» Records of where elements appear
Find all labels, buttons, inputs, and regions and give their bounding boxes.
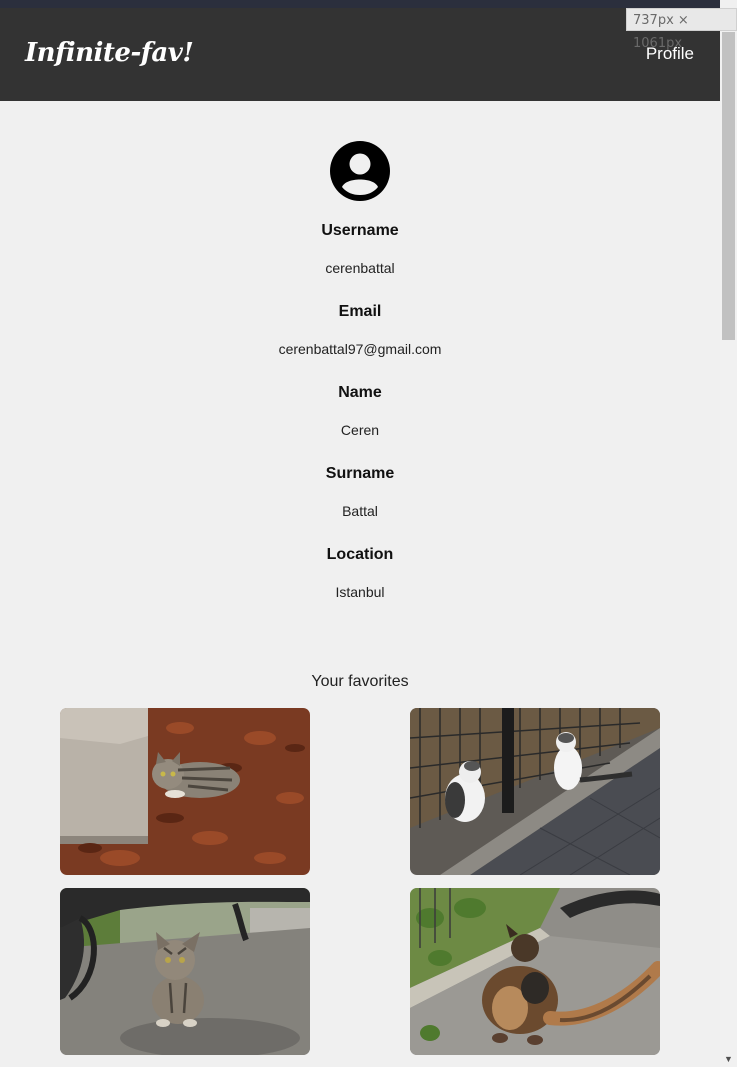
- scrollbar-thumb[interactable]: [722, 32, 735, 340]
- scroll-down-arrow-icon[interactable]: ▼: [720, 1053, 737, 1065]
- user-circle-icon: [330, 141, 390, 201]
- favorite-cat-photo[interactable]: [410, 708, 660, 875]
- favorite-cat-photo[interactable]: [410, 888, 660, 1055]
- surname-label: Surname: [325, 465, 395, 482]
- browser-viewport: 737px × 1061px Infinite-fav! Profile ▼ U…: [0, 0, 737, 1067]
- brand-logo[interactable]: Infinite-fav!: [25, 38, 194, 68]
- viewport-size-badge: 737px × 1061px: [626, 8, 737, 51]
- vertical-scrollbar[interactable]: ▼: [720, 8, 737, 1067]
- favorite-cat-photo[interactable]: [60, 708, 310, 875]
- name-label: Name: [338, 384, 382, 401]
- location-field: Location Istanbul: [0, 546, 720, 600]
- username-label: Username: [321, 222, 399, 239]
- browser-top-strip: [0, 0, 720, 8]
- username-value: cerenbattal: [325, 260, 395, 276]
- name-value: Ceren: [340, 422, 380, 438]
- surname-value: Battal: [342, 503, 378, 519]
- email-label: Email: [338, 303, 382, 320]
- username-field: Username cerenbattal: [0, 222, 720, 276]
- favorite-cat-photo[interactable]: [60, 888, 310, 1055]
- surname-field: Surname Battal: [0, 465, 720, 519]
- name-field: Name Ceren: [0, 384, 720, 438]
- email-field: Email cerenbattal97@gmail.com: [0, 303, 720, 357]
- navbar: Infinite-fav! Profile: [0, 8, 720, 101]
- location-label: Location: [326, 546, 394, 563]
- favorites-title: Your favorites: [311, 673, 409, 690]
- location-value: Istanbul: [335, 584, 385, 600]
- email-value: cerenbattal97@gmail.com: [278, 341, 442, 357]
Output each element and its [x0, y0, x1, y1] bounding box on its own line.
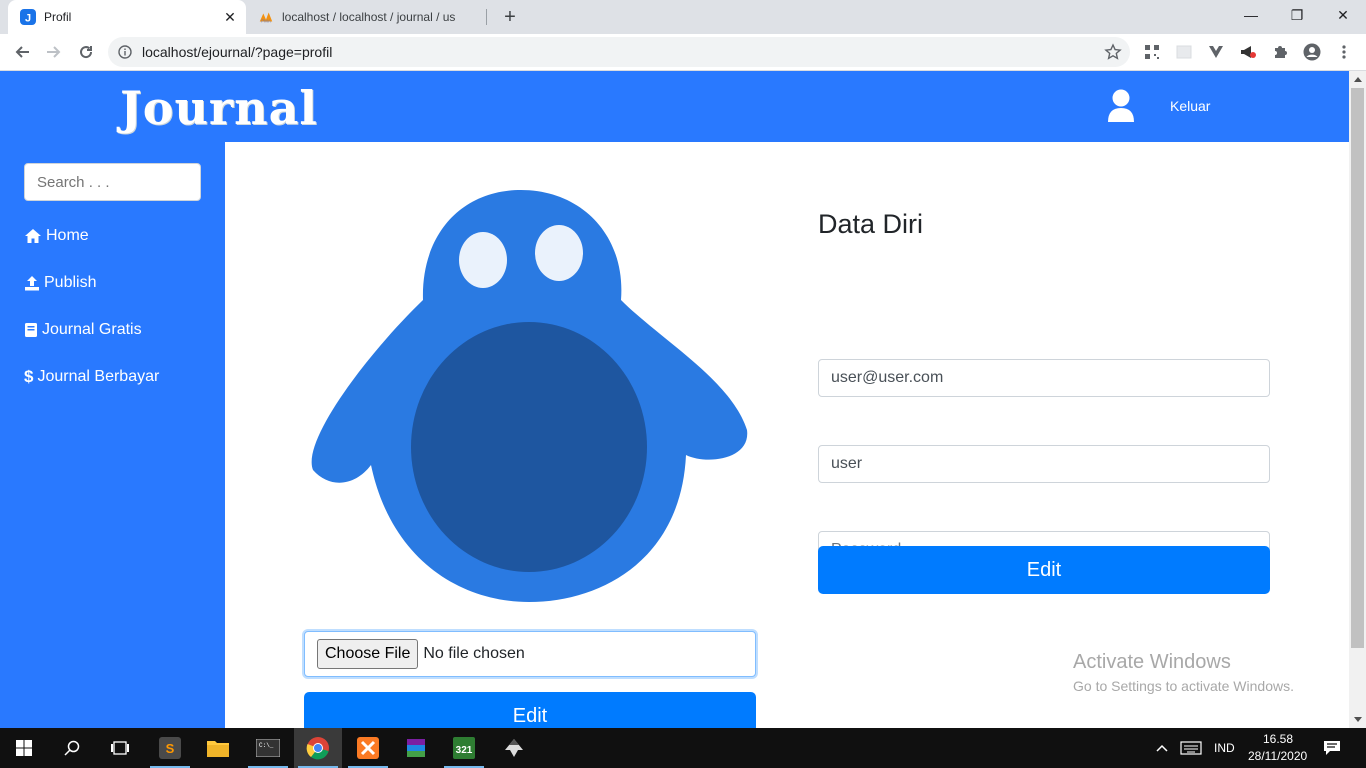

» GIVEN EXERCISE
Reproduce all the rows above, substituting "favorite-pet-photo" for every occurrence of "favorite-cat-photo" and keeping everything else the same. Omit the pictures from your answer.

» OUTPUT FOR THIS TASK
Find all labels, buttons, inputs, and regions and give their bounding boxes.
- scrollbar-thumb[interactable]: [722, 32, 735, 340]
- scroll-down-arrow-icon[interactable]: ▼: [720, 1053, 737, 1065]
- user-circle-icon: [330, 141, 390, 201]
- favorite-pet-photo[interactable]: [410, 708, 660, 875]
- favorite-pet-photo[interactable]: [410, 888, 660, 1055]
- surname-label: Surname: [325, 465, 395, 482]
- browser-viewport: 737px × 1061px Infinite-fav! Profile ▼ U…: [0, 0, 737, 1067]
- brand-logo[interactable]: Infinite-fav!: [25, 38, 194, 68]
- viewport-size-badge: 737px × 1061px: [626, 8, 737, 51]
- vertical-scrollbar[interactable]: ▼: [720, 8, 737, 1067]
- favorite-pet-photo[interactable]: [60, 708, 310, 875]
- name-label: Name: [338, 384, 382, 401]
- location-field: Location Istanbul: [0, 546, 720, 600]
- username-label: Username: [321, 222, 399, 239]
- browser-top-strip: [0, 0, 720, 8]
- username-value: cerenbattal: [325, 260, 395, 276]
- name-value: Ceren: [340, 422, 380, 438]
- surname-value: Battal: [342, 503, 378, 519]
- email-label: Email: [338, 303, 382, 320]
- username-field: Username cerenbattal: [0, 222, 720, 276]
- favorite-pet-photo[interactable]: [60, 888, 310, 1055]
- surname-field: Surname Battal: [0, 465, 720, 519]
- name-field: Name Ceren: [0, 384, 720, 438]
- email-field: Email cerenbattal97@gmail.com: [0, 303, 720, 357]
- navbar: Infinite-fav! Profile: [0, 8, 720, 101]
- location-label: Location: [326, 546, 394, 563]
- favorites-title: Your favorites: [311, 673, 409, 690]
- location-value: Istanbul: [335, 584, 385, 600]
- email-value: cerenbattal97@gmail.com: [278, 341, 442, 357]
Output each element and its [x0, y0, x1, y1] bounding box on its own line.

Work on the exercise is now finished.